:: Recorded data
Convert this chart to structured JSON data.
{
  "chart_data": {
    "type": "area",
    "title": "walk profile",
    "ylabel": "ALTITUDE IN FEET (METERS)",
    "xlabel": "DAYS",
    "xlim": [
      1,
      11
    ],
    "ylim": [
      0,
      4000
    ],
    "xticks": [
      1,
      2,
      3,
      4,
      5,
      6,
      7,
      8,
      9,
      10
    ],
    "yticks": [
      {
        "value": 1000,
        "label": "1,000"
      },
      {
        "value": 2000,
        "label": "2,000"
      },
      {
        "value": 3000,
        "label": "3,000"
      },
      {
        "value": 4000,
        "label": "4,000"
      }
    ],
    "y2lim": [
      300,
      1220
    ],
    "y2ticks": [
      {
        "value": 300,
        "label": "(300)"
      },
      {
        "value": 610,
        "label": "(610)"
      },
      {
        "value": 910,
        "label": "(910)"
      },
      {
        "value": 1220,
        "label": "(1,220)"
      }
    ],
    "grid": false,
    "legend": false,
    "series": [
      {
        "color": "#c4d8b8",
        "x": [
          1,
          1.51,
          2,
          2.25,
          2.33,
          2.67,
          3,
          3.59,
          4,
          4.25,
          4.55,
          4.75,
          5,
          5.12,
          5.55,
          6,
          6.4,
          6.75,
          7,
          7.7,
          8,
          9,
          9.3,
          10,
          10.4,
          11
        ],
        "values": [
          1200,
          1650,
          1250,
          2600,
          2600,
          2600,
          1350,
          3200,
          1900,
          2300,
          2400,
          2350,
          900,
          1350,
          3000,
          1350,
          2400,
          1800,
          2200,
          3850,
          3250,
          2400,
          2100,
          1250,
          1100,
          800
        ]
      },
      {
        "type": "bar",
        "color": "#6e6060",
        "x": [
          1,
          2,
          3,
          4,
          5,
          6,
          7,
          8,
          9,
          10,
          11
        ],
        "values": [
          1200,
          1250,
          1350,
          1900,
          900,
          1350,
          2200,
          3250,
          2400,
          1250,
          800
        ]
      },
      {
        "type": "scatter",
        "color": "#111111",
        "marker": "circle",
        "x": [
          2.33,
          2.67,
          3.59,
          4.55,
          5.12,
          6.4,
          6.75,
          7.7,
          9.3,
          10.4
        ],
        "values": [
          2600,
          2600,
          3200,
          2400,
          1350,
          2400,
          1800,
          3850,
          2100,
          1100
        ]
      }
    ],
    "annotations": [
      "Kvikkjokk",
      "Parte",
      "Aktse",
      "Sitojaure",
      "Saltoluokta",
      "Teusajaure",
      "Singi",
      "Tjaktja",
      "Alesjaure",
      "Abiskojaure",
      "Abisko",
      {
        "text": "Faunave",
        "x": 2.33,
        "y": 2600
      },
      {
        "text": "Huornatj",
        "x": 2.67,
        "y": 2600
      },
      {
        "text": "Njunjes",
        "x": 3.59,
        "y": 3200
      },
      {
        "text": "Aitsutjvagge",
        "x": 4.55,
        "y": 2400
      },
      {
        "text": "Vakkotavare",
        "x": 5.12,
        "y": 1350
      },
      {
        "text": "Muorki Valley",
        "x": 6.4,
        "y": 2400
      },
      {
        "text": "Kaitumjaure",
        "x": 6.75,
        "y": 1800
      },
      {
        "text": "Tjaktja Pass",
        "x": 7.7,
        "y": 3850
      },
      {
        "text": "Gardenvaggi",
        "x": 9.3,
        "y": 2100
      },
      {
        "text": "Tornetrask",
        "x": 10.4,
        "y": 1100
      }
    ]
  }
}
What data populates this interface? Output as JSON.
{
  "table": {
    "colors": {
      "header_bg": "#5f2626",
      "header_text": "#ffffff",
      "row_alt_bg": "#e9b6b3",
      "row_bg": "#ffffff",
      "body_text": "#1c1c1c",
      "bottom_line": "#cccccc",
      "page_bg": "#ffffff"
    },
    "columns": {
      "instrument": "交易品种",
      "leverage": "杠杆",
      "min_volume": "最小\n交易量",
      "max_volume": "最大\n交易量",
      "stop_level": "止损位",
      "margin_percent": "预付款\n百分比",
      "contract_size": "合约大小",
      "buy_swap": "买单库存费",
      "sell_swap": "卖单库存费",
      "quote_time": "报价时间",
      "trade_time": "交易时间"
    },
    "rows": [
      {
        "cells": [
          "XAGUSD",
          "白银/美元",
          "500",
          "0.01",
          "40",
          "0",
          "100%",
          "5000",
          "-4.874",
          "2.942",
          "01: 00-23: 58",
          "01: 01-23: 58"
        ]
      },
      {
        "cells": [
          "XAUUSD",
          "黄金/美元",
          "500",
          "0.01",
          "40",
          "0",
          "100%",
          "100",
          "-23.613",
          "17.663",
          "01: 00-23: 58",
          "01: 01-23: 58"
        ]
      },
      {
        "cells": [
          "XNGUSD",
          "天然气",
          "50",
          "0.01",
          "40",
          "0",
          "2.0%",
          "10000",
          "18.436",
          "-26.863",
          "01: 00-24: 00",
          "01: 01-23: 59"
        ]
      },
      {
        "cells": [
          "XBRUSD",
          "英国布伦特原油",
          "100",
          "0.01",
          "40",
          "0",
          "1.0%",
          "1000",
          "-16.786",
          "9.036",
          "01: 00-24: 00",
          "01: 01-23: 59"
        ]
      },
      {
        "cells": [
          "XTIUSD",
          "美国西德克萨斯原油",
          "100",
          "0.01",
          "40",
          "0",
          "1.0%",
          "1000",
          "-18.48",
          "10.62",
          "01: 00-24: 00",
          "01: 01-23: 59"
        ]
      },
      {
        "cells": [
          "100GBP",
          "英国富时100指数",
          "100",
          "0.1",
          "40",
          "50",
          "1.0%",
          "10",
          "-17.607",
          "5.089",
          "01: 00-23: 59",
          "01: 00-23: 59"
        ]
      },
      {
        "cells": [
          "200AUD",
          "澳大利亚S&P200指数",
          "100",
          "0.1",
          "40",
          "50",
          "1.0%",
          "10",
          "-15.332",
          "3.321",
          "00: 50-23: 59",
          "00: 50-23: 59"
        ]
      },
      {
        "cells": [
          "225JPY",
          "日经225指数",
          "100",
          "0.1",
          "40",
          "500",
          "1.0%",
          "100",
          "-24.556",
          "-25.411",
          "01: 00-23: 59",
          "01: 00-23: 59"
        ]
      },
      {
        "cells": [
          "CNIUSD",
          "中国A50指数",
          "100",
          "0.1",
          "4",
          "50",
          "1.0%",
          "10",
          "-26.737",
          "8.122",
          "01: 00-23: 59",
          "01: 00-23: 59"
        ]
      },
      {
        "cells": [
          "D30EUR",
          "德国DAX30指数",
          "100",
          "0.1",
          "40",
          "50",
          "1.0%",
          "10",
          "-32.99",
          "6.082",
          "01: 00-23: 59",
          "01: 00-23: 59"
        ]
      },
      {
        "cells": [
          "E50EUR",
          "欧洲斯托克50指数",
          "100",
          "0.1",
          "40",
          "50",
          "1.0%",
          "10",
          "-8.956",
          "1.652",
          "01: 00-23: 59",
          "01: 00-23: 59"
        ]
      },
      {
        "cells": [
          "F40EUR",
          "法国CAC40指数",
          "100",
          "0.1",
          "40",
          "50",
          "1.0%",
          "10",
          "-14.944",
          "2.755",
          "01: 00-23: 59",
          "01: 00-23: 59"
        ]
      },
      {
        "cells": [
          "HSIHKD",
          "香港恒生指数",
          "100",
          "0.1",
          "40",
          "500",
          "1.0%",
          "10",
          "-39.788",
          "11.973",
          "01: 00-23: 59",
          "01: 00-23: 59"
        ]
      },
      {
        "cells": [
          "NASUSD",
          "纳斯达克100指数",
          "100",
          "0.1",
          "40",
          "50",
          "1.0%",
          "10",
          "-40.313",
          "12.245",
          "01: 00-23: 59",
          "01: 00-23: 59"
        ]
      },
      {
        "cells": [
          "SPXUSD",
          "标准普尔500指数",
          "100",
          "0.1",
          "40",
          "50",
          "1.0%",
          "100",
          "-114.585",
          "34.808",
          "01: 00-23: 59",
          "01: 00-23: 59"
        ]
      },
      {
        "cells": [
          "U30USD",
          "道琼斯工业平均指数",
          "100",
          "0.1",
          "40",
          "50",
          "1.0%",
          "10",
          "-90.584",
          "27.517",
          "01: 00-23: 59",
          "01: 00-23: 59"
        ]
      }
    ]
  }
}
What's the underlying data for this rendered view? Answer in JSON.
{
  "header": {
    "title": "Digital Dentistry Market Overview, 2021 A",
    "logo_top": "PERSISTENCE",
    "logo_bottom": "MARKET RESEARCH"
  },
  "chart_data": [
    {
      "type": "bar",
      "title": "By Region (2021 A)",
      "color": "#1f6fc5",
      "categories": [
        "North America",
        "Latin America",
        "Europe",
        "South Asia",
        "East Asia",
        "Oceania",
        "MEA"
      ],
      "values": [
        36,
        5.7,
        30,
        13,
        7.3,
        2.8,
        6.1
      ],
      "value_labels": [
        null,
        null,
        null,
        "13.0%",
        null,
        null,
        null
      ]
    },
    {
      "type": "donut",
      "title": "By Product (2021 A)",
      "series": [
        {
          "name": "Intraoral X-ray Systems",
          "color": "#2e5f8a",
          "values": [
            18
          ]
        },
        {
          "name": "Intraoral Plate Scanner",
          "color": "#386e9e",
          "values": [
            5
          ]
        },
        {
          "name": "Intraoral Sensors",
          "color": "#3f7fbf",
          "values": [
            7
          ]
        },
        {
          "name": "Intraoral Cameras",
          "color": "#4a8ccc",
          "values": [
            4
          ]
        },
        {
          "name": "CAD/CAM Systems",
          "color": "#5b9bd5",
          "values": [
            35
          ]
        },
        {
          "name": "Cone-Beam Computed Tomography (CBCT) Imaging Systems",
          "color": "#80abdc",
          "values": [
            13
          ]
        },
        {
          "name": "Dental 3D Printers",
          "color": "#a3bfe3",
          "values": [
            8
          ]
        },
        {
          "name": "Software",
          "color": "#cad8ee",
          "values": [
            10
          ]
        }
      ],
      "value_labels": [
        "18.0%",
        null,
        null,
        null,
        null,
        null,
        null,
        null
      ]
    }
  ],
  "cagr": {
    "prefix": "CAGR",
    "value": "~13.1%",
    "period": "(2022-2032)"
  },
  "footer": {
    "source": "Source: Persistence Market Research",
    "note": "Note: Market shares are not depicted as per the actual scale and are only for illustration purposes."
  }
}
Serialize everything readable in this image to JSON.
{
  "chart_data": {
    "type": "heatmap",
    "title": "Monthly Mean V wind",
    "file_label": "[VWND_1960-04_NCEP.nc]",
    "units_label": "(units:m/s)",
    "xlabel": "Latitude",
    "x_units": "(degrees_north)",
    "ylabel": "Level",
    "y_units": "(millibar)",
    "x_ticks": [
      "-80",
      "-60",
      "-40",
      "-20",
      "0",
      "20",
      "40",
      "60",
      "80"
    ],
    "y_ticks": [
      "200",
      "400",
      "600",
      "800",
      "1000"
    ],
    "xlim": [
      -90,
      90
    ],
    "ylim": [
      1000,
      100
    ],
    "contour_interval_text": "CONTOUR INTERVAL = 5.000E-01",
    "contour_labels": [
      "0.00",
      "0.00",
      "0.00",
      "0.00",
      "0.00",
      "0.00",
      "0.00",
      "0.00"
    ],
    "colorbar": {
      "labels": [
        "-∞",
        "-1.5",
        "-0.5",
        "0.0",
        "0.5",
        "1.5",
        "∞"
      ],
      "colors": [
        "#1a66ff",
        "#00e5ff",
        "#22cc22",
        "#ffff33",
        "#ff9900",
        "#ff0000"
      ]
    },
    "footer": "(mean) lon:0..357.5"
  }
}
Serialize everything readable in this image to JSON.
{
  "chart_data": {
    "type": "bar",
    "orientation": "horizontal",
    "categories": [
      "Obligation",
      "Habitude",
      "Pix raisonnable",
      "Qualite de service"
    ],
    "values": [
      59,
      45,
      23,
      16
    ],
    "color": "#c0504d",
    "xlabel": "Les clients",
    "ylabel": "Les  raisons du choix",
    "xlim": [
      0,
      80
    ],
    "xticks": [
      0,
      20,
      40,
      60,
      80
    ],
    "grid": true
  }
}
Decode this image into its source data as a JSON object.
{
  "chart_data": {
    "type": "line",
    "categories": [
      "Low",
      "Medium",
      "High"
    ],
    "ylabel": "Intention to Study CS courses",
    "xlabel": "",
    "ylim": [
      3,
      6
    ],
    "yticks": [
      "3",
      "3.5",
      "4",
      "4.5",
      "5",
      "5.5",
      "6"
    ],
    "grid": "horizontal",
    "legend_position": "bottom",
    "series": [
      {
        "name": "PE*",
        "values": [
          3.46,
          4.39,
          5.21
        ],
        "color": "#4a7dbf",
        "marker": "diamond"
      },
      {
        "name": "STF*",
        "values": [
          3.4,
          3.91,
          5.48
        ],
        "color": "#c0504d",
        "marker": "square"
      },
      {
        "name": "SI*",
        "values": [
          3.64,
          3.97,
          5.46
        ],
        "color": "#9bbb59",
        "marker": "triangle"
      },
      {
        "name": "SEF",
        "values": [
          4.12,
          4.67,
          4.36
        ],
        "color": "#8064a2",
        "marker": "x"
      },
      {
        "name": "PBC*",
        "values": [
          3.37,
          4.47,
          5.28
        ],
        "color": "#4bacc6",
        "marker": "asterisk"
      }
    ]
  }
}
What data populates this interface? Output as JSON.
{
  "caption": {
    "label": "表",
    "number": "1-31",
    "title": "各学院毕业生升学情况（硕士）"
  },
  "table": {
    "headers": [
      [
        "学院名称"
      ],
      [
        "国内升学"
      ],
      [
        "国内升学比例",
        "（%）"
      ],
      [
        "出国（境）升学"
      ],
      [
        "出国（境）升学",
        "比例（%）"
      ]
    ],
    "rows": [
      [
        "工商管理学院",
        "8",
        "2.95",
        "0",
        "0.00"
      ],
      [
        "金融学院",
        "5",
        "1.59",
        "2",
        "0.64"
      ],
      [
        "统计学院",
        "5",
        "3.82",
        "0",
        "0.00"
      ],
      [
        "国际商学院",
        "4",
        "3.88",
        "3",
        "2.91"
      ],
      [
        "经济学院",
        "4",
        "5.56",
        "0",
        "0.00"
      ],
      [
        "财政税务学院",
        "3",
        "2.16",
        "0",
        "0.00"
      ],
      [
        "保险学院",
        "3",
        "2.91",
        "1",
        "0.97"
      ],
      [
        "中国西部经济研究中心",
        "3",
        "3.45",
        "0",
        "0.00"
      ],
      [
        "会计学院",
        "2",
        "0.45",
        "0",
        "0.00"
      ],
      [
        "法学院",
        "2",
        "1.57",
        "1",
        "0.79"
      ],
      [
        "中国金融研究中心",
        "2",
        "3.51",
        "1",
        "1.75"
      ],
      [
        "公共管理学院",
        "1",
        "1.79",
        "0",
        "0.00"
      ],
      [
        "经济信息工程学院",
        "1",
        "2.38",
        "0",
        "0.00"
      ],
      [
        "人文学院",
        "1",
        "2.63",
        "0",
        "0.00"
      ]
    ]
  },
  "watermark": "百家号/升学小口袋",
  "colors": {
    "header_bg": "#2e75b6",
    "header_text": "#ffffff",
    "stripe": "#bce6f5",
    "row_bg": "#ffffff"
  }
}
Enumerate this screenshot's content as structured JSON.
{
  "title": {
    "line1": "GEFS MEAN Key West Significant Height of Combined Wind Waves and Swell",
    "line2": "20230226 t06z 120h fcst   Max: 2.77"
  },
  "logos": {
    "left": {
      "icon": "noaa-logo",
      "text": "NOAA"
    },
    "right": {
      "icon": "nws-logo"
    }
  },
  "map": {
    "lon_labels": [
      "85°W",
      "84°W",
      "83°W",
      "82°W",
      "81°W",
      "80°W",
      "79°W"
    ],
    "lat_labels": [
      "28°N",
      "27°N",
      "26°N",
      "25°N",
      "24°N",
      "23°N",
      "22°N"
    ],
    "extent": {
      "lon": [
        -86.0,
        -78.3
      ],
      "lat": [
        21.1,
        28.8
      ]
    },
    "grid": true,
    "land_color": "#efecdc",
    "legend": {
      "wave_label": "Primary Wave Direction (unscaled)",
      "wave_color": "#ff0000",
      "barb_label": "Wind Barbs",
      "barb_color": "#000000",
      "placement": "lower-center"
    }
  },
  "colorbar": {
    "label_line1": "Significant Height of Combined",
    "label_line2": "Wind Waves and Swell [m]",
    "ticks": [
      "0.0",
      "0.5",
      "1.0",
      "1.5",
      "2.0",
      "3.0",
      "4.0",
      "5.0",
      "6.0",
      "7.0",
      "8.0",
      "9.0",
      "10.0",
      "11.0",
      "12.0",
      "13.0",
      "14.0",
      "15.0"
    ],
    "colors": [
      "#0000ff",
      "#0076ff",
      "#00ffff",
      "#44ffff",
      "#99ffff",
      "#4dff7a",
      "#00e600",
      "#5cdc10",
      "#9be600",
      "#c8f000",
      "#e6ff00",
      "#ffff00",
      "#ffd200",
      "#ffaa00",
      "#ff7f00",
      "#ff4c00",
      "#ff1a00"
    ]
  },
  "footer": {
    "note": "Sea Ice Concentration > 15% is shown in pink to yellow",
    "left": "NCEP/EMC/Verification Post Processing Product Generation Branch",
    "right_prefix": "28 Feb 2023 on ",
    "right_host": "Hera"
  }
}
::::
■ Your objective:
Collect every line from the records above that contains the word "Intraoral".

■ Written reply:
          "name": "Intraoral X-ray Systems",
          "name": "Intraoral Plate Scanner",
          "name": "Intraoral Sensors",
          "name": "Intraoral Cameras",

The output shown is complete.